Aim of the task
Below are records; report the number of lines among them that include the word "IEEE", and nothing further.

[Transcript data for document pages]

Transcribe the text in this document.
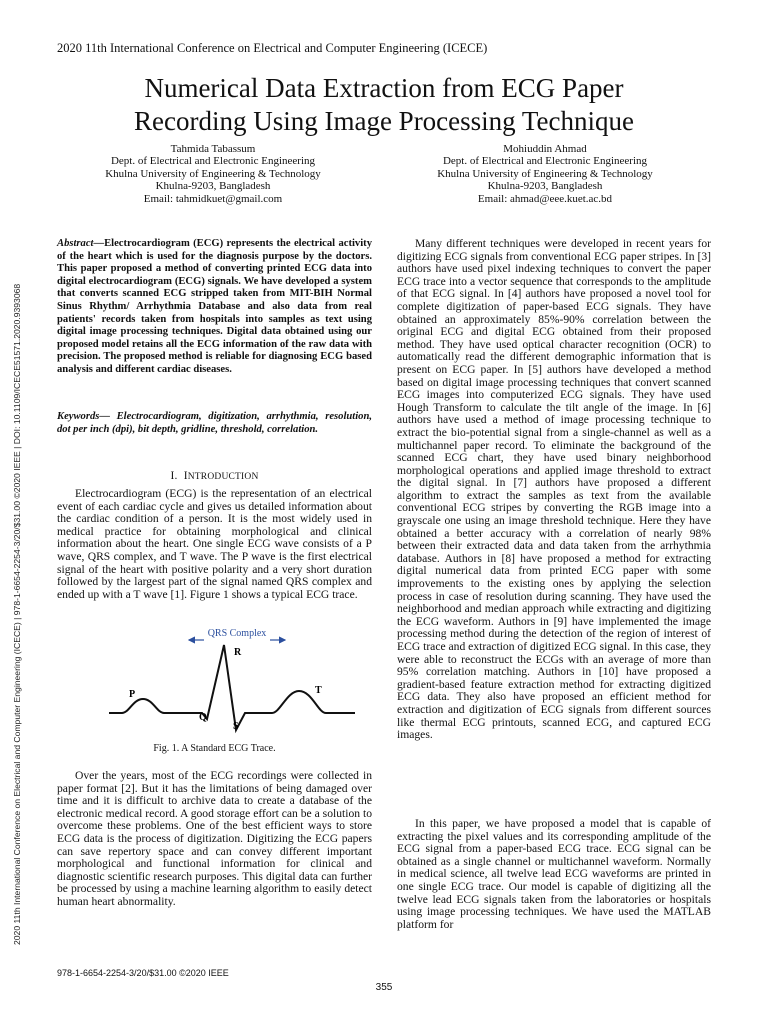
2020 11th International Conference on Electrical and Computer Engineering (ICECE)
Numerical Data Extraction from ECG Paper
Recording Using Image Processing Technique
Tahmida Tabassum
Dept. of Electrical and Electronic Engineering
Khulna University of Engineering & Technology
Khulna-9203, Bangladesh
Email: tahmidkuet@gmail.com
Mohiuddin Ahmad
Dept. of Electrical and Electronic Engineering
Khulna University of Engineering & Technology
Khulna-9203, Bangladesh
Email: ahmad@eee.kuet.ac.bd
2020 11th International Conference on Electrical and Computer Engineering (ICECE) | 978-1-6654-2254-3/20/$31.00 ©2020 IEEE | DOI: 10.1109/ICECE51571.2020.9393068
Abstract—Electrocardiogram (ECG) represents the electrical activity of the heart which is used for the diagnosis purpose by the doctors. This paper proposed a method of converting printed ECG data into digital electrocardiogram (ECG) signals. We have developed a system that converts scanned ECG stripped taken from MIT-BIH Normal Sinus Rhythm/ Arrhythmia Database and also data from real patients' records taken from hospitals into samples as text using digital image processing techniques. Digital data obtained using our proposed model retains all the ECG information of the raw data with precision. The proposed method is reliable for diagnosing ECG based analysis and different cardiac diseases.
Keywords— Electrocardiogram, digitization, arrhythmia, resolution, dot per inch (dpi), bit depth, gridline, threshold, correlation.
I. INTRODUCTION

Electrocardiogram (ECG) is the representation of an electrical event of each cardiac cycle and gives us detailed information about the cardiac condition of a person. It is the most widely used in medical practice for obtaining morphological and clinical information about the heart. One single ECG wave consists of a P wave, QRS complex, and T wave. The P wave is the first electrical signal of the heart with positive polarity and a very short duration followed by the largest part of the signal named QRS complex and ended up with a T wave [1]. Figure 1 shows a typical ECG trace.

QRS Complex
P
Q
R
S
T
Fig. 1. A Standard ECG Trace.

Over the years, most of the ECG recordings were collected in paper format [2]. But it has the limitations of being damaged over time and it is difficult to archive data to create a database of the electronic medical record. A good storage effort can be a solution to overcome these problems. One of the best efficient ways to store ECG data is the process of digitization. Digitizing the ECG papers can save repertory space and can convey different important morphological and functional information for clinical and diagnostic scientific research purposes. This digital data can further be processed by using a machine learning algorithm to easily detect human heart abnormality.

Many different techniques were developed in recent years for digitizing ECG signals from conventional ECG paper stripes. In [3] authors have used pixel indexing techniques to convert the paper ECG trace into a vector sequence that corresponds to the amplitude of that ECG signal. In [4] authors have proposed a novel tool for complete digitization of paper-based ECG signals. They have obtained an approximately 85%-90% correlation between the original ECG and digital ECG obtained from their proposed method. They have used optical character recognition (OCR) to automatically read the different demographic information that is present on ECG paper. In [5] authors have developed a method based on digital image processing techniques that convert scanned ECG images into computerized ECG signals. They have used Hough Transform to calculate the tilt angle of the image. In [6] authors have used a method of image processing technique to extract the bio-potential signal from a single-channel as well as a multichannel paper record. To eliminate the background of the scanned ECG chart, they have used binary neighborhood morphological operations and applied image threshold to extract the digital signal. In [7] authors have proposed a different algorithm to extract the samples as text from the available conventional ECG stripes by converting the RGB image into a grayscale one using an image threshold technique. Here they have obtained a better accuracy with a correlation of nearly 98% between their extracted data and data taken from the arrhythmia database. Authors in [8] have proposed a method for extracting digital numerical data from printed ECG paper with some improvements to the existing ones by applying the selection process in case of resolution during scanning. They have used the neighborhood and median approach while extracting and digitizing the ECG waveform. Authors in [9] have implemented the image processing method during the detection of the region of interest of ECG trace and extraction of digitized ECG signal. In this case, they were able to reconstruct the ECGs with an average of more than 95% correlation matching. Authors in [10] have proposed a gradient-based feature extraction method for extracting digitized ECG data. They also have proposed an efficient method for extraction and digitization of ECG signals from different sources like thermal ECG printouts, scanned ECG, and captured ECG images.

In this paper, we have proposed a model that is capable of extracting the pixel values and its corresponding amplitude of the ECG signal from a paper-based ECG trace. ECG signal can be obtained as a single channel or multichannel waveform. Normally in medical science, all twelve lead ECG waveforms are printed in one single ECG trace. Our model is capable of digitizing all the twelve lead ECG signals taken from the laboratories or hospitals using image processing techniques. We have used the MATLAB platform for

978-1-6654-2254-3/20/$31.00 ©2020 IEEE
355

Your solution
2